• _BRANO SCELTO_:

● ● ● ● ● ● ●

Vandana
Shiva
(1952)

Fisica quantistica ed economista, dirige il Centro per la Scienza,
Tecnologia e Politica delle Risorse Naturali di Dehra Dun in India.
É considerata la teorica più nota di una nuova scienza:
l'ecologia sociale
Vandana
Shiva è nata a Dehra Dun, nell'India del nord da una famiglia
progressista. Ha studiato nelle università inglesi ed americane
laureandosi in fisica. Tornata a casa dopo aver terminato gli studi,
rimase traumatizzata rivedendo l'Himalaya: aveva lasciato una montagna
verde e ricca d'acqua con gente felice, poi era arrivato il cosiddetto
"aiuto" della Banca Mondiale con il progetto della costruzione
di una grande diga e quella parte dell'Himalaya era diventato un groviglio
di strade e di slum, di miseria, di polvere e smog, con gente impoverita
non solo materialmente. Decise così di abbandonare la fisica
nucleare e di dedicarsi all'ecologia.
Nel 1982
ha fondato nella sua città natale il Centro per la Scienza,
Tecnologia e Politica delle Risorse Naturali, un istituto indipendente
di ricerca che affronta i più significativi problemi dell'ecologia
sociale dei nostri tempi, in stretta collaborazione con le comunità
locali e i movimenti sociali. Vandana Shiva fa parte dell'esteso movimento
di donne che in Asia, Africa e America Latina critica le politiche
di aiuto allo sviluppo attuate dagli organismi internazionali ed indica
nuove vie alla crescita economica rispettose della cultura delle comunità
locali, che rivendicano il valore di modelli di vita diversi dall'economia
di mercato. L'incontro con le donne del movimento "Cipko",
che abbracciano i tronchi che i tagliatori stanno per abbattere nelle
foreste dell'Himalaya, ha permesso a Vandana Shiva di ampliare la
comprensione di nessi tra ecologia e femminismo.

● ● ● ● ● ● ●

• _DATI DELL'ESERCIZIO_:

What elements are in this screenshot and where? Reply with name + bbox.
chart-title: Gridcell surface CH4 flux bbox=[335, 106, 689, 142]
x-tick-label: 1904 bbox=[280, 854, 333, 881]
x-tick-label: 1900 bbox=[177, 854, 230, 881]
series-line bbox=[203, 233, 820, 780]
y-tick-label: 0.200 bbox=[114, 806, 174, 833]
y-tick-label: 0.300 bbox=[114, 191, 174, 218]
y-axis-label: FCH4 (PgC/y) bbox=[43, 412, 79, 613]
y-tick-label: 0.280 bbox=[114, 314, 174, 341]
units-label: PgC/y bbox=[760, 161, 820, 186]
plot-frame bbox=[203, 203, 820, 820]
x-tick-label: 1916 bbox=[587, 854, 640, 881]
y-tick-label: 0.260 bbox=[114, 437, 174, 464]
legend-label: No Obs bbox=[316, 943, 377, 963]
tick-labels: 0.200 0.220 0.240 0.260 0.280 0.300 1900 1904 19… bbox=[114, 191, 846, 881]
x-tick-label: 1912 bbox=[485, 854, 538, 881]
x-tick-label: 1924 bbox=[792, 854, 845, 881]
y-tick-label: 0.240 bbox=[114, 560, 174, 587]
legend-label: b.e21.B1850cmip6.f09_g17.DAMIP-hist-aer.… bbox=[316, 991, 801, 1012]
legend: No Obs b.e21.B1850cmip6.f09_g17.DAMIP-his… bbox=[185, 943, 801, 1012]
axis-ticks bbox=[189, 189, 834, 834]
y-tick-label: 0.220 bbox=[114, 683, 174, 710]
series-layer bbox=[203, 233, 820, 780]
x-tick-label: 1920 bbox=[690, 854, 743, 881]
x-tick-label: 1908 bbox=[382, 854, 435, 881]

● ● ● ● ● ● ●

• _OBIETTIVO 1_:
Per favore, traduci in inglese questa frase del brano su Vandana Shiva: «Decise così di abbandonare la fisica nucleare e di dedicarsi all'ecologia.»
• _OBIETTIVO 2_:
Individua nei record tutte le righe in cui compare la stringa "legend" e riportale.
Il brano e i record sono materiali distinti e indipendenti l'uno dall'altro.

• _RISPOSTA COMPLETA 1_:
She thus decided to abandon nuclear physics and devote herself to ecology.

• _RISPOSTA COMPLETA 2_:
legend-label: No Obs bbox=[316, 943, 377, 963]
legend-label: b.e21.B1850cmip6.f09_g17.DAMIP-hist-aer.… bbox=[316, 991, 801, 1012]
legend: No Obs b.e21.B1850cmip6.f09_g17.DAMIP-his… bbox=[185, 943, 801, 1012]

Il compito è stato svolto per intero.